• Task to complete:
Look through the records below, and copy out every line that holds the string "finansowe".

----------

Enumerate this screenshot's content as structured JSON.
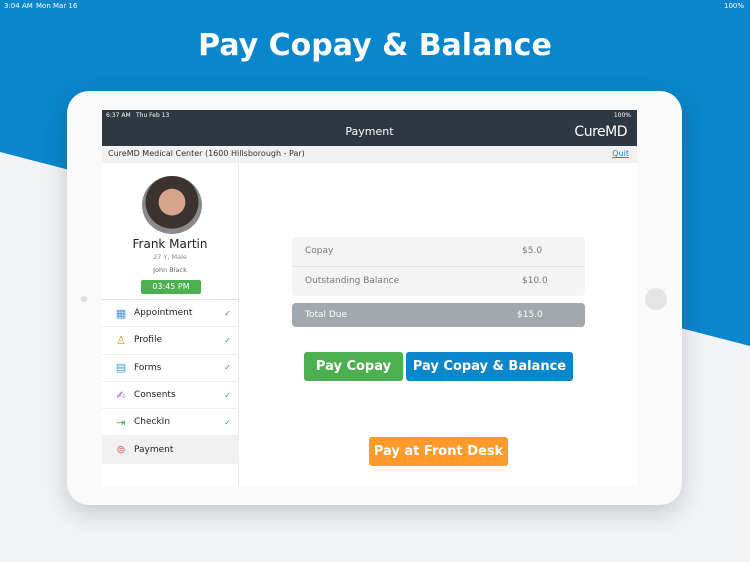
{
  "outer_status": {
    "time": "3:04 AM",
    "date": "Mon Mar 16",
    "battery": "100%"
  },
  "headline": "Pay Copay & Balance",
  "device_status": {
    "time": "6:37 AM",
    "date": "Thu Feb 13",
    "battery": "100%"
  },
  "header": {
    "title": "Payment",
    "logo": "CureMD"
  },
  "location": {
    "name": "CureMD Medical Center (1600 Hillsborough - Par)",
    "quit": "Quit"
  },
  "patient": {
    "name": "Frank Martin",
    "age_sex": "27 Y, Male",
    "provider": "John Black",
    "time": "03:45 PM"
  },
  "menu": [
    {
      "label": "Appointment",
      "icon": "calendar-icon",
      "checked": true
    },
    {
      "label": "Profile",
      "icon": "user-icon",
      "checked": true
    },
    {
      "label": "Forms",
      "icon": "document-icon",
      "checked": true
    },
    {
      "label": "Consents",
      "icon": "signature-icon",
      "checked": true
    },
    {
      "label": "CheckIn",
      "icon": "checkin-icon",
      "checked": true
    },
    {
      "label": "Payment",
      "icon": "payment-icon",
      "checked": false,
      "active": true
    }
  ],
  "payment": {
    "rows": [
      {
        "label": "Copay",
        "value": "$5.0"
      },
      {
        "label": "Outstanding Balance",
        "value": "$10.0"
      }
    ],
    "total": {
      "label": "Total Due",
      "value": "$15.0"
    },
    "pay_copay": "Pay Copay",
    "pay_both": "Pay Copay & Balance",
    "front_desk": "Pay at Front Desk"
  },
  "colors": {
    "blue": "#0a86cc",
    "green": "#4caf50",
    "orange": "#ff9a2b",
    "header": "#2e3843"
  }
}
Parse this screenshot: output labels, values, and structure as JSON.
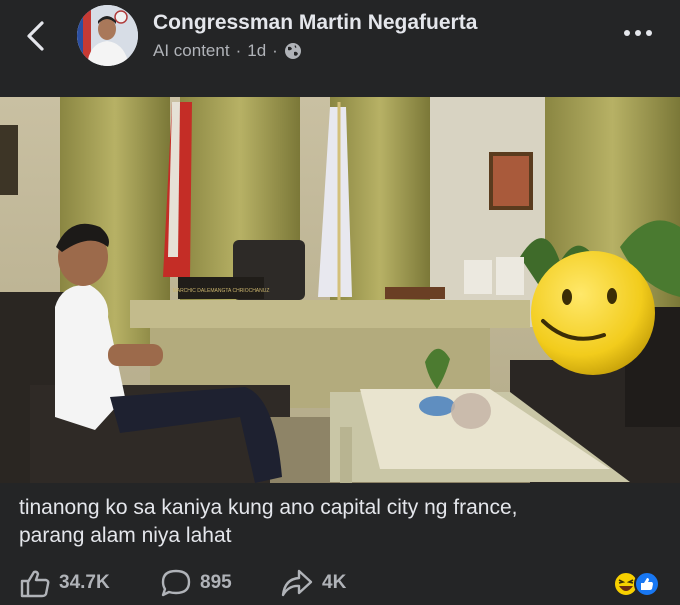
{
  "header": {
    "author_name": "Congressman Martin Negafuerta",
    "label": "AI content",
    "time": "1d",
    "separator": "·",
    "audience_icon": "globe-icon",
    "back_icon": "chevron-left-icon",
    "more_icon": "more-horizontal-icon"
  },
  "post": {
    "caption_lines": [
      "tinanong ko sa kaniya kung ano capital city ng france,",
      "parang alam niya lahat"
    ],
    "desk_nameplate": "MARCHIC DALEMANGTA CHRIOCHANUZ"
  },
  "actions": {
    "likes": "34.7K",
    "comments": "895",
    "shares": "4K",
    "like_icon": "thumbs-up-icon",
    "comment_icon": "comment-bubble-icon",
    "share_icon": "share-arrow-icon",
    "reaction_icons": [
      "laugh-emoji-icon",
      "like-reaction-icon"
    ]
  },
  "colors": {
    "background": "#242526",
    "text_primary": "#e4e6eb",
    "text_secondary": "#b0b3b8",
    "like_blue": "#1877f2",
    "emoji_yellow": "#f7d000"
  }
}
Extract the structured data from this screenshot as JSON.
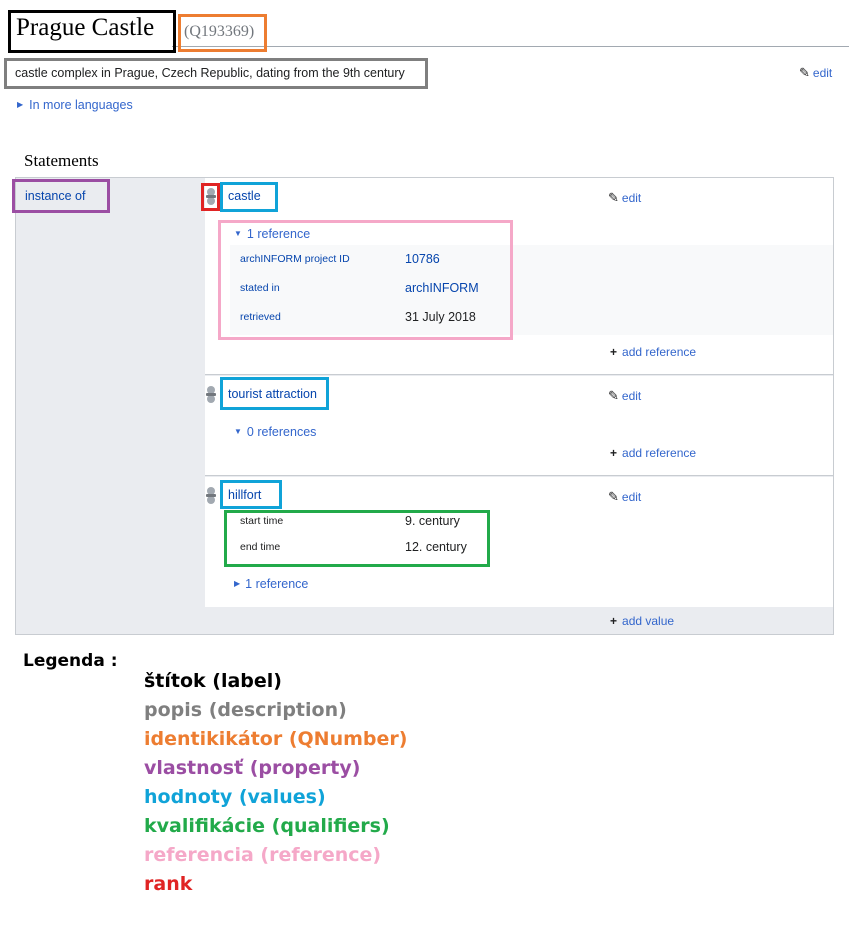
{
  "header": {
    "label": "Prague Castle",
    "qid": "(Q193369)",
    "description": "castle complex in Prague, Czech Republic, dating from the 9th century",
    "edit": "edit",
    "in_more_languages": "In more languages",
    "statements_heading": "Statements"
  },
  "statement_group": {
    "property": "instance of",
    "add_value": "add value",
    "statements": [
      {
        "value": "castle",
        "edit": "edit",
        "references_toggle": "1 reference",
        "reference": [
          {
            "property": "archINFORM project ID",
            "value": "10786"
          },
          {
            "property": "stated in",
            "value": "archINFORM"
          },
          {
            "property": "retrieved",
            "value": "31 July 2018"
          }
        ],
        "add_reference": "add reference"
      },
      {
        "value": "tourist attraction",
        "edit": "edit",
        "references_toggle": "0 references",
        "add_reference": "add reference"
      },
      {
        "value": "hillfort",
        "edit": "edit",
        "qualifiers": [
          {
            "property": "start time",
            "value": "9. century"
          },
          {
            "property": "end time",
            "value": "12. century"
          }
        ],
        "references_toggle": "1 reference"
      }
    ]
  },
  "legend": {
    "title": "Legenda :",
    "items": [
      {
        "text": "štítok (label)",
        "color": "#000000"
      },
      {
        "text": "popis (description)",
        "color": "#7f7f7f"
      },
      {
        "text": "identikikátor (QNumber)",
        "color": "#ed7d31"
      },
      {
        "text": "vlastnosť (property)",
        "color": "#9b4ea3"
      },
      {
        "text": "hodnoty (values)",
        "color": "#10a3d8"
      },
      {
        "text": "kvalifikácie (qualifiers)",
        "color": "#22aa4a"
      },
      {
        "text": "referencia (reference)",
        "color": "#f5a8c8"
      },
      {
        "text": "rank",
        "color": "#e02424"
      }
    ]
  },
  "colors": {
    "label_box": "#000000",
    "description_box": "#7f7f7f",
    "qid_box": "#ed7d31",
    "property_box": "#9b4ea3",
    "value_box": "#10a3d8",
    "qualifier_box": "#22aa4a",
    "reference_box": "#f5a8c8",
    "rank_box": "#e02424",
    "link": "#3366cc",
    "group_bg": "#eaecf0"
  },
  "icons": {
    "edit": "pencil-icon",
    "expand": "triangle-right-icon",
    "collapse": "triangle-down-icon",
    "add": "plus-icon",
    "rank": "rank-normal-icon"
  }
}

----------

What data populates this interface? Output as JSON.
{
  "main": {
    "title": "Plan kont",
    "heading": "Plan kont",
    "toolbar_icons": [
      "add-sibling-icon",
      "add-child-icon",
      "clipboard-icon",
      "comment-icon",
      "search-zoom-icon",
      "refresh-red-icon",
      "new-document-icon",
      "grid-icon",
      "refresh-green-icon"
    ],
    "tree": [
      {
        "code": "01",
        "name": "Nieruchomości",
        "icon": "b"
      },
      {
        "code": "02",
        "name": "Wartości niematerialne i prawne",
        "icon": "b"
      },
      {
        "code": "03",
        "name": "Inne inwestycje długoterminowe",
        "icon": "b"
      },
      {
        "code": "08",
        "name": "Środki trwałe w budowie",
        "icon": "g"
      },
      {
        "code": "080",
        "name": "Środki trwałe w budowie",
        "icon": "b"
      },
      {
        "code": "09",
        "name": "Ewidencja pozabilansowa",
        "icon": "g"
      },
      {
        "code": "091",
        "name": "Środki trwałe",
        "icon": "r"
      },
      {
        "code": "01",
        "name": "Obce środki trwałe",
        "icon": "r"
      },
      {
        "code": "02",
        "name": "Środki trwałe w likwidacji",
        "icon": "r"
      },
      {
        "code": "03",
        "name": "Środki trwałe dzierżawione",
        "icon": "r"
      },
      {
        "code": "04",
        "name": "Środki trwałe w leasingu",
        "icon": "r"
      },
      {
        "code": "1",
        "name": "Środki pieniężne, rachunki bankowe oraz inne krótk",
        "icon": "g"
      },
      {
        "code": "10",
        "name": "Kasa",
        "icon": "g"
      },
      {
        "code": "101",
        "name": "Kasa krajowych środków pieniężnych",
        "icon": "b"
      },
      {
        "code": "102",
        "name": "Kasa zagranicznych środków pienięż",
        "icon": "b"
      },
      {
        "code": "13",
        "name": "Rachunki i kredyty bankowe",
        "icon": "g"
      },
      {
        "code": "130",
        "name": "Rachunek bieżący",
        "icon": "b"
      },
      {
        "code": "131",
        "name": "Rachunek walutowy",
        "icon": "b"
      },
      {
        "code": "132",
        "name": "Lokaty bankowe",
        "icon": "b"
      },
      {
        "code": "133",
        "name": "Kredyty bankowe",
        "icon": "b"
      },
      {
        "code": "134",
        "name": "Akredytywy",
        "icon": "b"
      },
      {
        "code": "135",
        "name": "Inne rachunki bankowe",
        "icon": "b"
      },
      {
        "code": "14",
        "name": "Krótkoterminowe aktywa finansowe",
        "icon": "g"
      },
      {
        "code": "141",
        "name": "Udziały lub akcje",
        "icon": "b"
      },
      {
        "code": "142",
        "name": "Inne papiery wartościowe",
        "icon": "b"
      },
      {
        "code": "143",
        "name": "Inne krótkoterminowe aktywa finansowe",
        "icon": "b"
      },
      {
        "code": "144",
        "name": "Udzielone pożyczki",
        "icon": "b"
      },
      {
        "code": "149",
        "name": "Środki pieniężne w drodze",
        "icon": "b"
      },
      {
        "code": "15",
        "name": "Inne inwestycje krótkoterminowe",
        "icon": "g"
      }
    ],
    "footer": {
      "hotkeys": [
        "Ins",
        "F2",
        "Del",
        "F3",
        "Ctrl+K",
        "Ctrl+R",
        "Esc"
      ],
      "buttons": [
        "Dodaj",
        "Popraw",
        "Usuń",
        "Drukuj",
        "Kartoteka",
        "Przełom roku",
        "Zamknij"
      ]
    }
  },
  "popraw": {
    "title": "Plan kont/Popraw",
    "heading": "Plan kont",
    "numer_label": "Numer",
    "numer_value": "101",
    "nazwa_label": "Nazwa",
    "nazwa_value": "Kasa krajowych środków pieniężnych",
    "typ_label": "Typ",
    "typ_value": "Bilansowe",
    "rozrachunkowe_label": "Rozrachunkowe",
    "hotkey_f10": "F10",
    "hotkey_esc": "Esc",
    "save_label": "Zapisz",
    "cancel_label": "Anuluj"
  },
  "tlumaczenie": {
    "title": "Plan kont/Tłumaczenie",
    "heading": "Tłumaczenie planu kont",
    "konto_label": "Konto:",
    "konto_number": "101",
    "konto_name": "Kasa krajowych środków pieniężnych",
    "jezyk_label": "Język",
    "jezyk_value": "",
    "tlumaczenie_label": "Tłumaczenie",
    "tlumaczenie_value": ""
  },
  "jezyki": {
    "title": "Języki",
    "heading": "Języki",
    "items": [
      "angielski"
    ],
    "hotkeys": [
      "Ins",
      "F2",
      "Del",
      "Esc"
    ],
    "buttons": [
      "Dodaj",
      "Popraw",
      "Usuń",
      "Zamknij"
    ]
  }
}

----------

• Problem solution:
        "name": "Krótkoterminowe aktywa finansowe",
        "name": "Inne krótkoterminowe aktywa finansowe",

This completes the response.